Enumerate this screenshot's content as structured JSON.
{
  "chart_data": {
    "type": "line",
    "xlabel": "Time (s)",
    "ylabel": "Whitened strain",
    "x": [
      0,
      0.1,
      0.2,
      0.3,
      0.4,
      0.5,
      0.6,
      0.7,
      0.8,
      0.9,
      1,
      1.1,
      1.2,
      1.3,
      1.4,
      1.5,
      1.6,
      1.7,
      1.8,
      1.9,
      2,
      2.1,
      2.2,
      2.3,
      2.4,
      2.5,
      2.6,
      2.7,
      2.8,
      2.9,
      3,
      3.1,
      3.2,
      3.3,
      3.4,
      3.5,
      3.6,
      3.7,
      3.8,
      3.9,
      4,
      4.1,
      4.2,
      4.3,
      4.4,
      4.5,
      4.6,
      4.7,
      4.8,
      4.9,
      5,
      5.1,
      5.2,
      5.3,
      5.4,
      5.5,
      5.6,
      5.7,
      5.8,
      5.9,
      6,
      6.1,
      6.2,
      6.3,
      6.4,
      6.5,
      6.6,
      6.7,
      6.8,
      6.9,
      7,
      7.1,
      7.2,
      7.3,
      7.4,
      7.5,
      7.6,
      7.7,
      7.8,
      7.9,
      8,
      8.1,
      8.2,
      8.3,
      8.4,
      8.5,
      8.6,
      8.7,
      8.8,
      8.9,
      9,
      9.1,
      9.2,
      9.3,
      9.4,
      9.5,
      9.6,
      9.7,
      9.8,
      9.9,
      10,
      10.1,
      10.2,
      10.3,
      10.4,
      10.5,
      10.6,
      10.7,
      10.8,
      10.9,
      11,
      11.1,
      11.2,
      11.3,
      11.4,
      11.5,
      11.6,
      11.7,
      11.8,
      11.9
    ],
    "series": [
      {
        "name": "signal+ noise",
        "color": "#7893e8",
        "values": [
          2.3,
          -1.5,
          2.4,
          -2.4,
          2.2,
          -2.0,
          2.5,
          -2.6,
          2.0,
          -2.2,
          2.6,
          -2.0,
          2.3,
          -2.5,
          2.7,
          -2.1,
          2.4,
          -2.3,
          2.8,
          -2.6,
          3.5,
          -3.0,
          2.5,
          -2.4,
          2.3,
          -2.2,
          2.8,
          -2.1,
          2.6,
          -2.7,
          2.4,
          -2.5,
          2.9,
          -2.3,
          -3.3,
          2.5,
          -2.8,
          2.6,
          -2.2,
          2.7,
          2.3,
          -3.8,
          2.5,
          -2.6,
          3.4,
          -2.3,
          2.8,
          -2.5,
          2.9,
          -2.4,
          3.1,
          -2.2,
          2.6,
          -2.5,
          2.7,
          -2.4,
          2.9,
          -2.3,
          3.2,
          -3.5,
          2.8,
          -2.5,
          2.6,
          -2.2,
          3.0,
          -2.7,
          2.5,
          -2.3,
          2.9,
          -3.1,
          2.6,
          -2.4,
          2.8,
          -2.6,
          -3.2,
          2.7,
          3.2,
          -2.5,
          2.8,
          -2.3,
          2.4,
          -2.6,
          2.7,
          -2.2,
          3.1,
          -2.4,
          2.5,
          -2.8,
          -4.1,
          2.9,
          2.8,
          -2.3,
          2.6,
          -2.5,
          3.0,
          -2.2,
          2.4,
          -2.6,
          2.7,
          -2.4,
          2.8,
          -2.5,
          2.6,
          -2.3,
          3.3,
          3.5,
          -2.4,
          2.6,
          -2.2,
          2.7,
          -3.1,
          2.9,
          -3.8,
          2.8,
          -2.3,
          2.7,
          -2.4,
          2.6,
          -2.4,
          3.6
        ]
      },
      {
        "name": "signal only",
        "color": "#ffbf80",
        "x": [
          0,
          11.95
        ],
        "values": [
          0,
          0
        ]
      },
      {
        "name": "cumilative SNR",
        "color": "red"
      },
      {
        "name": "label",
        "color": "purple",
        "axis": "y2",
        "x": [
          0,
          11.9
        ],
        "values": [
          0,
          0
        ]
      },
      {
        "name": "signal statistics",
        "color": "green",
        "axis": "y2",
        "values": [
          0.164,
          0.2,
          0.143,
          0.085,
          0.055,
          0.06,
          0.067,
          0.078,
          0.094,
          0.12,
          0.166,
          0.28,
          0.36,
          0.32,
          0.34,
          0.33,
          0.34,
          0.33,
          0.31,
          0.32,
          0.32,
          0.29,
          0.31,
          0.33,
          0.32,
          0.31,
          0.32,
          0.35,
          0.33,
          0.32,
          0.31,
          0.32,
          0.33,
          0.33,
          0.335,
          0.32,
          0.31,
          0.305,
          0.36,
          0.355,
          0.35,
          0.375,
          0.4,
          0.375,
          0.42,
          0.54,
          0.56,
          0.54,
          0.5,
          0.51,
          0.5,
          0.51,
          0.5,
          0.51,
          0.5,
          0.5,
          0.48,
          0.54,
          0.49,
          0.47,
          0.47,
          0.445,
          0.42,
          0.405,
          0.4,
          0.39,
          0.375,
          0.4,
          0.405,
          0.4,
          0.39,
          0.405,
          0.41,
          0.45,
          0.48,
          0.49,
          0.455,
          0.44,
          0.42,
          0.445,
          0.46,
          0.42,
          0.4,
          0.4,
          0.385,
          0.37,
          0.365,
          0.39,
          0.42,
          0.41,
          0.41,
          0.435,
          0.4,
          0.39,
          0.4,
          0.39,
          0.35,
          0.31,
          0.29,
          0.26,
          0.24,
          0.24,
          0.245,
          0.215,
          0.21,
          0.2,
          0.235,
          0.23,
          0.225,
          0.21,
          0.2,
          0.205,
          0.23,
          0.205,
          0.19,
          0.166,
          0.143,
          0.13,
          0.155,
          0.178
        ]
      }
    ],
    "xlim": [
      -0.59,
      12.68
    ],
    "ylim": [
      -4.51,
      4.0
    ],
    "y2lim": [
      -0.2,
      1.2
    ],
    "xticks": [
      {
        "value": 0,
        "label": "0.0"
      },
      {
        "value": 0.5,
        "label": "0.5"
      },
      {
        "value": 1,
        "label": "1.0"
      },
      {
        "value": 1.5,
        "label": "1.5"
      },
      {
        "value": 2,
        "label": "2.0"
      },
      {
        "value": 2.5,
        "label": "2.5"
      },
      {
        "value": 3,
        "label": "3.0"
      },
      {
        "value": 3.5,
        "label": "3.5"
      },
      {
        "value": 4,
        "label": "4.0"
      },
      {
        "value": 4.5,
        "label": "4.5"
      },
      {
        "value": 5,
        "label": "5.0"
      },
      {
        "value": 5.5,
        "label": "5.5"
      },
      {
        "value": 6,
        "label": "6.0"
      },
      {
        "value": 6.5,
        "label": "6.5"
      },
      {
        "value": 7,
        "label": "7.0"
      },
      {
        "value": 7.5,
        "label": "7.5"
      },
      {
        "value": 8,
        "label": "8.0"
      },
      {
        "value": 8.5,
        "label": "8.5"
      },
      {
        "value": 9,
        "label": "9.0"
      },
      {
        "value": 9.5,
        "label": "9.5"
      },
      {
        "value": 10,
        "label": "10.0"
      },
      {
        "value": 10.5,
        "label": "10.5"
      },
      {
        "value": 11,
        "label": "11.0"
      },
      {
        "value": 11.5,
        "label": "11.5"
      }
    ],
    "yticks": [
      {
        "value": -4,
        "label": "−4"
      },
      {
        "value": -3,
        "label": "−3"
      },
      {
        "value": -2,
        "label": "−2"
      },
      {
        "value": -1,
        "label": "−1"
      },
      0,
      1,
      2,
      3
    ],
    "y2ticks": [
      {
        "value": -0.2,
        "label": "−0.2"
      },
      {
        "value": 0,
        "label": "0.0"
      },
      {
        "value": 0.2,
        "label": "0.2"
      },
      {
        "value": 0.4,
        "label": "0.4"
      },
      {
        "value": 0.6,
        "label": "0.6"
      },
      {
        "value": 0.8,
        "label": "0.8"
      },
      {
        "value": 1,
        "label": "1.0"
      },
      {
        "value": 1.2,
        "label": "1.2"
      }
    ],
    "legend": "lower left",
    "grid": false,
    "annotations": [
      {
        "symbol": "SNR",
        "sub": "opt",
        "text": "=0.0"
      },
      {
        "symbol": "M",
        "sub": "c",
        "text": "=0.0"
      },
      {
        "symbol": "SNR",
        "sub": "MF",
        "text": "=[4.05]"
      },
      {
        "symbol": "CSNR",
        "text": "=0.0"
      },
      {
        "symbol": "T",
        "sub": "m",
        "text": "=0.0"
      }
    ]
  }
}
++++++
- [Task]: Where a line of the material above holds the string "symbol", copy that line.

- [In response]:
        "symbol": "SNR",
        "symbol": "M",
        "symbol": "SNR",
        "symbol": "CSNR",
        "symbol": "T",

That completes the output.